# SHORT TASK
Copy out each line of the material in which the word "need" appears.

□ □ □

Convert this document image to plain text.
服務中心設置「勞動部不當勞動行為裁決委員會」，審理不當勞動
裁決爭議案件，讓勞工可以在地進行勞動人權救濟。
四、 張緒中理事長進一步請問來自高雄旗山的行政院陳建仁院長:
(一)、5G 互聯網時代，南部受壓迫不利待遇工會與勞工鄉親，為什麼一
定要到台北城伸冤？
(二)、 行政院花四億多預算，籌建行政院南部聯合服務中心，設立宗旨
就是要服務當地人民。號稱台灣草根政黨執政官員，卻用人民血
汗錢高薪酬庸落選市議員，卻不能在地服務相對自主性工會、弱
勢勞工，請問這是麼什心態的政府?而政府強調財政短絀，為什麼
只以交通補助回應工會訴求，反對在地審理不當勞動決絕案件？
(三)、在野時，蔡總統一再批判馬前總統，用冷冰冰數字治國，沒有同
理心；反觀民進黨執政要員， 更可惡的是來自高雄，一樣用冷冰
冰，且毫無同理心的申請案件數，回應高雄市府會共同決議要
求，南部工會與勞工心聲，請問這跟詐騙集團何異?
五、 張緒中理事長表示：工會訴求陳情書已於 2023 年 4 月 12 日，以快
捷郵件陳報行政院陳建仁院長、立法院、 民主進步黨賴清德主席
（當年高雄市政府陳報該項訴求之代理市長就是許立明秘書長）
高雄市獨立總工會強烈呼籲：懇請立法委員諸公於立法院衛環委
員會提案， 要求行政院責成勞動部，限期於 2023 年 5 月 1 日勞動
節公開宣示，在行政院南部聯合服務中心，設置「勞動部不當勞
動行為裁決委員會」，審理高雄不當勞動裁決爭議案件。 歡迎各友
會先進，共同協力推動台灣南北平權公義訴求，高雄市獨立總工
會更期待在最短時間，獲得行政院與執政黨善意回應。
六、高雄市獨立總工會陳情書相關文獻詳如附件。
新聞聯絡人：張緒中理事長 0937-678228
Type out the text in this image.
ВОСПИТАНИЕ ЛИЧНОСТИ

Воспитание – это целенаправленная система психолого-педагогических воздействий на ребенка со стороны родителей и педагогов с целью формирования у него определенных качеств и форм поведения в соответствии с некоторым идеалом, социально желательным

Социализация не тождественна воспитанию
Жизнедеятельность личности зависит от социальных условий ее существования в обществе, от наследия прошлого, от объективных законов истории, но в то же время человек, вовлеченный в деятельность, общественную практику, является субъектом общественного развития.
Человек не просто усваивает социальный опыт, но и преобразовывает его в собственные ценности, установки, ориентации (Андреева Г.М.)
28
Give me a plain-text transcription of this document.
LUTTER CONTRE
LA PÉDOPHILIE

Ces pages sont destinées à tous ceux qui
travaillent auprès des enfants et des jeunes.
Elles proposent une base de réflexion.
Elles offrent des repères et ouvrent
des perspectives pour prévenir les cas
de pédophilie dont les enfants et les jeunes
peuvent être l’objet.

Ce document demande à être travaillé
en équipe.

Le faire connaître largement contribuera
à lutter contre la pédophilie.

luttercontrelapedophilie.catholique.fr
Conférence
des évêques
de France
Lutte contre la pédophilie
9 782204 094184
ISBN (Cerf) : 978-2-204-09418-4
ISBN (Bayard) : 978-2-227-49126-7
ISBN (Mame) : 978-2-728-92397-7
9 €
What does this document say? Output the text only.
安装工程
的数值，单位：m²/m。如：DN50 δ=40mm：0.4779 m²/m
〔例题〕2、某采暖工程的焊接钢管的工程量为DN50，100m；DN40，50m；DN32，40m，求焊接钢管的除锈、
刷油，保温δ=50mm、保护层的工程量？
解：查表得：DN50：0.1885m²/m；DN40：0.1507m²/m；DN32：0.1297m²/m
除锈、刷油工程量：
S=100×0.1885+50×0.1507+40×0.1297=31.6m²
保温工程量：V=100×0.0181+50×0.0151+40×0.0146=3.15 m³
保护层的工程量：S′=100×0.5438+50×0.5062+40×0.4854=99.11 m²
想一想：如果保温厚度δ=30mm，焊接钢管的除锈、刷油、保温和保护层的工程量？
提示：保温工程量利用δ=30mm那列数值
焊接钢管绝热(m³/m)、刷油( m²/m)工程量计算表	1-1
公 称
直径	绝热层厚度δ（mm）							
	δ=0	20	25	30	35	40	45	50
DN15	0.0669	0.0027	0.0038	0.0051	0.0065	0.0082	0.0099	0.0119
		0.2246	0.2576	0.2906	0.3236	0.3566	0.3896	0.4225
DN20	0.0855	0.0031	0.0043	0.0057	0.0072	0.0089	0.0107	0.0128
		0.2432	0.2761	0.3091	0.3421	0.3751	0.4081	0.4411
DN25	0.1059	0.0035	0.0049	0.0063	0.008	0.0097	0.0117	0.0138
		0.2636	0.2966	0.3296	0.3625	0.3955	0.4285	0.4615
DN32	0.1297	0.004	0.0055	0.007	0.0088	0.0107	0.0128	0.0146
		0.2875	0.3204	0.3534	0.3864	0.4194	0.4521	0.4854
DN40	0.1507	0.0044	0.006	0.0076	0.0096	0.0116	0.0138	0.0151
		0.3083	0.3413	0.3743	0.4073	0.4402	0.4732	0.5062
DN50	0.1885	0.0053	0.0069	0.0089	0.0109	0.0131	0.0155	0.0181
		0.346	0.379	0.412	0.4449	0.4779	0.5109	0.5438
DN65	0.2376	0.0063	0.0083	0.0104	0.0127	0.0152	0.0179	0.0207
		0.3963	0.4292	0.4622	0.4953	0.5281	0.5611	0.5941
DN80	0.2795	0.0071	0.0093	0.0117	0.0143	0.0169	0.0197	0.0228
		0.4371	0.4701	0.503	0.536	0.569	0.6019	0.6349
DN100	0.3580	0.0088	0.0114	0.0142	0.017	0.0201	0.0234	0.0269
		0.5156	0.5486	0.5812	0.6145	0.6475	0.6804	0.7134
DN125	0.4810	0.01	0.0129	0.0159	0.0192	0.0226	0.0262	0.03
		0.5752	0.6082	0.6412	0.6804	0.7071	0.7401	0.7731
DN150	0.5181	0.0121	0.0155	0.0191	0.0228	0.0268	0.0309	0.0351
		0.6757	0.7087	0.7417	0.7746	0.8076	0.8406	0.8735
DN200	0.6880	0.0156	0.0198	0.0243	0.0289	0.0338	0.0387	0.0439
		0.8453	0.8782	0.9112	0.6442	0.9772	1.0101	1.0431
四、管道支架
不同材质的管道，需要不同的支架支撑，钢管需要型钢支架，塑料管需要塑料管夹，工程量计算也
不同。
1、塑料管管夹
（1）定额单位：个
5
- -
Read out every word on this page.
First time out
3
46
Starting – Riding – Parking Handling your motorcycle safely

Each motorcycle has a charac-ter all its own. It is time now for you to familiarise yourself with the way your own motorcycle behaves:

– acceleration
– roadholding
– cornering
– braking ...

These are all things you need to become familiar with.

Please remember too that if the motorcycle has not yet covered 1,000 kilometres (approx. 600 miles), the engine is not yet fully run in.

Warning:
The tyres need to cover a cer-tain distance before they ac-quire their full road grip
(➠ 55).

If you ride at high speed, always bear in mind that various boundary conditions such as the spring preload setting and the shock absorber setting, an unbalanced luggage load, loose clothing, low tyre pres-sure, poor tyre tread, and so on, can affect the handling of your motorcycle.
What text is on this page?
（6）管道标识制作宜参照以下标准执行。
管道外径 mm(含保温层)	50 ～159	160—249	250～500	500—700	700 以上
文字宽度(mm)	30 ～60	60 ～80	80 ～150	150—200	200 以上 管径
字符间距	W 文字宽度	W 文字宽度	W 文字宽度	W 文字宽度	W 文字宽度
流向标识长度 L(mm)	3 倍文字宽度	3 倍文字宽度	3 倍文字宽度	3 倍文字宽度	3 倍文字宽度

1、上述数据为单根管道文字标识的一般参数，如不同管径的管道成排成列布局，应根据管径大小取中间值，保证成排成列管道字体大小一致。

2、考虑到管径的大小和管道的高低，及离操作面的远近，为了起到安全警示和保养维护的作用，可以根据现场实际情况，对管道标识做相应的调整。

□ □ □

# TASK ANSWER
These are all things you need to become familiar with.
The tyres need to cover a cer-tain distance before they ac-quire their full road grip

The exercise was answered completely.